WORK REQUIRED -> Scan the data below and report how many lines include the word "stroke". Nothing else is wanted.
★ ★ ★ ★ ★
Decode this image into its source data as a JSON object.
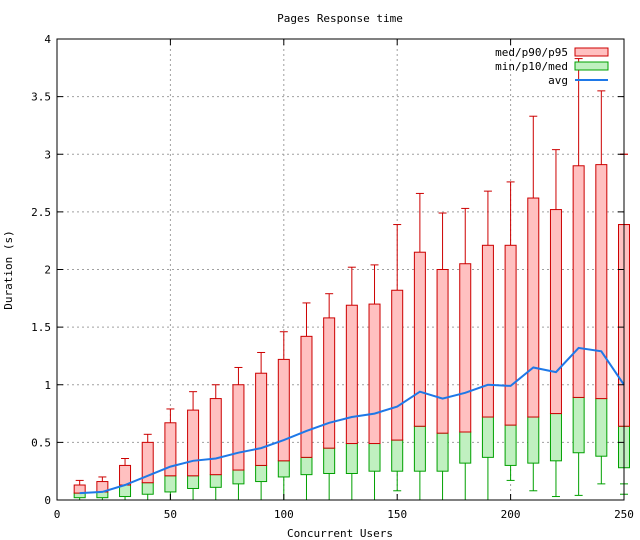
{
  "chart_data": {
    "type": "boxplot",
    "title": "Pages Response time",
    "xlabel": "Concurrent Users",
    "ylabel": "Duration (s)",
    "xlim": [
      0,
      250
    ],
    "ylim": [
      0,
      4
    ],
    "xticks": [
      "0",
      "50",
      "100",
      "150",
      "200",
      "250"
    ],
    "yticks": [
      "0",
      "0.5",
      "1",
      "1.5",
      "2",
      "2.5",
      "3",
      "3.5",
      "4"
    ],
    "grid": true,
    "legend_position": "top-right",
    "legend": [
      {
        "label": "med/p90/p95",
        "kind": "box",
        "fill": "#ffc0c0",
        "stroke": "#cc0000"
      },
      {
        "label": "min/p10/med",
        "kind": "box",
        "fill": "#c0f0c0",
        "stroke": "#00a000"
      },
      {
        "label": "avg",
        "kind": "line",
        "stroke": "#1e78e8"
      }
    ],
    "series": [
      {
        "name": "min",
        "values": [
          0.0,
          0.0,
          0.0,
          0.0,
          0.0,
          0.0,
          0.0,
          0.0,
          0.0,
          0.0,
          0.0,
          0.0,
          0.0,
          0.0,
          0.08,
          0.0,
          0.0,
          0.0,
          0.0,
          0.17,
          0.08,
          0.03,
          0.04,
          0.14,
          0.14,
          0.05
        ]
      },
      {
        "name": "p10",
        "values": [
          0.02,
          0.02,
          0.03,
          0.05,
          0.07,
          0.1,
          0.11,
          0.14,
          0.16,
          0.2,
          0.22,
          0.23,
          0.23,
          0.25,
          0.25,
          0.25,
          0.25,
          0.32,
          0.37,
          0.3,
          0.32,
          0.34,
          0.41,
          0.38,
          0.38,
          0.28
        ]
      },
      {
        "name": "med",
        "values": [
          0.06,
          0.07,
          0.13,
          0.15,
          0.21,
          0.21,
          0.22,
          0.26,
          0.3,
          0.34,
          0.37,
          0.45,
          0.49,
          0.49,
          0.52,
          0.64,
          0.58,
          0.59,
          0.72,
          0.65,
          0.72,
          0.75,
          0.89,
          0.88,
          0.88,
          0.64
        ]
      },
      {
        "name": "p90",
        "values": [
          0.13,
          0.16,
          0.3,
          0.5,
          0.67,
          0.78,
          0.88,
          1.0,
          1.1,
          1.22,
          1.42,
          1.58,
          1.69,
          1.7,
          1.82,
          2.15,
          2.0,
          2.05,
          2.21,
          2.21,
          2.62,
          2.52,
          2.9,
          2.91,
          2.39,
          2.39
        ]
      },
      {
        "name": "p95",
        "values": [
          0.17,
          0.2,
          0.36,
          0.57,
          0.79,
          0.94,
          1.0,
          1.15,
          1.28,
          1.46,
          1.71,
          1.79,
          2.02,
          2.04,
          2.39,
          2.66,
          2.49,
          2.53,
          2.68,
          2.76,
          3.33,
          3.04,
          3.83,
          3.55,
          3.0,
          3.0
        ]
      },
      {
        "name": "avg",
        "values": [
          0.06,
          0.07,
          0.13,
          0.21,
          0.29,
          0.34,
          0.36,
          0.41,
          0.45,
          0.52,
          0.6,
          0.67,
          0.72,
          0.75,
          0.81,
          0.94,
          0.88,
          0.93,
          1.0,
          0.99,
          1.15,
          1.11,
          1.32,
          1.29,
          1.0,
          1.0
        ]
      }
    ],
    "x": [
      10,
      20,
      30,
      40,
      50,
      60,
      70,
      80,
      90,
      100,
      110,
      120,
      130,
      140,
      150,
      160,
      170,
      180,
      190,
      200,
      210,
      220,
      230,
      240,
      250,
      250
    ]
  }
}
★ ★ ★ ★ ★
SOLUTION FOR THIS PROBLEM -> 3